Please rewrite the listing from its start through the line containing "add-tag-link[interactable]: 添加标签 [498, 1158, 574, 1170]", swapping "Localize" for "Locate" and leaving everything else as it is.
|---|
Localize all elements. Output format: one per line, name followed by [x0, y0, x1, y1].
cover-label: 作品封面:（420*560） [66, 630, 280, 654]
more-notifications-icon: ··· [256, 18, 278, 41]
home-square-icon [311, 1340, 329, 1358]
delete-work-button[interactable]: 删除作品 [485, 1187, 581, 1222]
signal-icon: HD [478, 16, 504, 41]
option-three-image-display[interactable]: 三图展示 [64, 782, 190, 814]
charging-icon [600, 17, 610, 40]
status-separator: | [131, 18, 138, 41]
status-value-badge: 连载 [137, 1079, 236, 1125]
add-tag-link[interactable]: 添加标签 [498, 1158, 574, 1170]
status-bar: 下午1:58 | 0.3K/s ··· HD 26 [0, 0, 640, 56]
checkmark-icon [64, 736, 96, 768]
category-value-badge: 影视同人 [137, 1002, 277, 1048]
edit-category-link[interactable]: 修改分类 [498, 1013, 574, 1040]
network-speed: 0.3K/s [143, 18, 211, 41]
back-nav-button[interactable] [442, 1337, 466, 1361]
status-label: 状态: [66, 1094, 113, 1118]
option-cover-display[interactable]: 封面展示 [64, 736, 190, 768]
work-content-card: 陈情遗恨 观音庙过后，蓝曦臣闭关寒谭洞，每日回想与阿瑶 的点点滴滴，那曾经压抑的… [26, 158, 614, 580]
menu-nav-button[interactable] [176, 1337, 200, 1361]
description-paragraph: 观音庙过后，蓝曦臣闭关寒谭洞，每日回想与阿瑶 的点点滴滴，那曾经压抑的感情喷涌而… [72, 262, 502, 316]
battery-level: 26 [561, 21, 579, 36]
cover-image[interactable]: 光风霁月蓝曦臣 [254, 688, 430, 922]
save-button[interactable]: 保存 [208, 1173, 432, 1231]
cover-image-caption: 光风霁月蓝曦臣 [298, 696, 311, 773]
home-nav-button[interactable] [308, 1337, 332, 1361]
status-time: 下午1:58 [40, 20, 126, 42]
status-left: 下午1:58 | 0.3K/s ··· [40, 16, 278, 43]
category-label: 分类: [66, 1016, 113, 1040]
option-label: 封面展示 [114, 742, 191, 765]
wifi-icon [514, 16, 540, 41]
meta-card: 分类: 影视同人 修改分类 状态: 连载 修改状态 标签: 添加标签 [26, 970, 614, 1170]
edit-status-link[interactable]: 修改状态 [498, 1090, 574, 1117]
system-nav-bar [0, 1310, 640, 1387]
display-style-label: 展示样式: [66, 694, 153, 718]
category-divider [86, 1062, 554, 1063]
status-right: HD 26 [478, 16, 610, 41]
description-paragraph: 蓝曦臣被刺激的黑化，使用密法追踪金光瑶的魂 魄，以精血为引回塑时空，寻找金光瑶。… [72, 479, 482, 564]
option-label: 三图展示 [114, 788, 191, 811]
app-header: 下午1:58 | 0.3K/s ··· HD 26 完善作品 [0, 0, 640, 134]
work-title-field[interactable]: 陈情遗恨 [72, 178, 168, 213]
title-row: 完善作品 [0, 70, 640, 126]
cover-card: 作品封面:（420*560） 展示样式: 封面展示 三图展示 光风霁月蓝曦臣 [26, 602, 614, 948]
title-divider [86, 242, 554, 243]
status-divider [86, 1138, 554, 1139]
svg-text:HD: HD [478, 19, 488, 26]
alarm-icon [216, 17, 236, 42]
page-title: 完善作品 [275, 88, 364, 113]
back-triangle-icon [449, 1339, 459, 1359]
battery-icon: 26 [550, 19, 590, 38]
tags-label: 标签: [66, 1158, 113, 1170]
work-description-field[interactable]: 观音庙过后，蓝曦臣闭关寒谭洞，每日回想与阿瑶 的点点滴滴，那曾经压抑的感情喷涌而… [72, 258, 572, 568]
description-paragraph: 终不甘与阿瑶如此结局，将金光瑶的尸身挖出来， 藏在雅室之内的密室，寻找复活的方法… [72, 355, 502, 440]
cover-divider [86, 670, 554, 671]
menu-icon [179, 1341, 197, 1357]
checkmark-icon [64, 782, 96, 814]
|---|
→ PROBLEM SOLUTION:
Locate all elements. Output format: one per line, name followed by [x0, y0, x1, y1].
cover-label: 作品封面:（420*560） [66, 630, 280, 654]
more-notifications-icon: ··· [256, 18, 278, 41]
home-square-icon [311, 1340, 329, 1358]
delete-work-button[interactable]: 删除作品 [485, 1187, 581, 1222]
signal-icon: HD [478, 16, 504, 41]
option-three-image-display[interactable]: 三图展示 [64, 782, 190, 814]
charging-icon [600, 17, 610, 40]
status-separator: | [131, 18, 138, 41]
status-value-badge: 连载 [137, 1079, 236, 1125]
add-tag-link[interactable]: 添加标签 [498, 1158, 574, 1170]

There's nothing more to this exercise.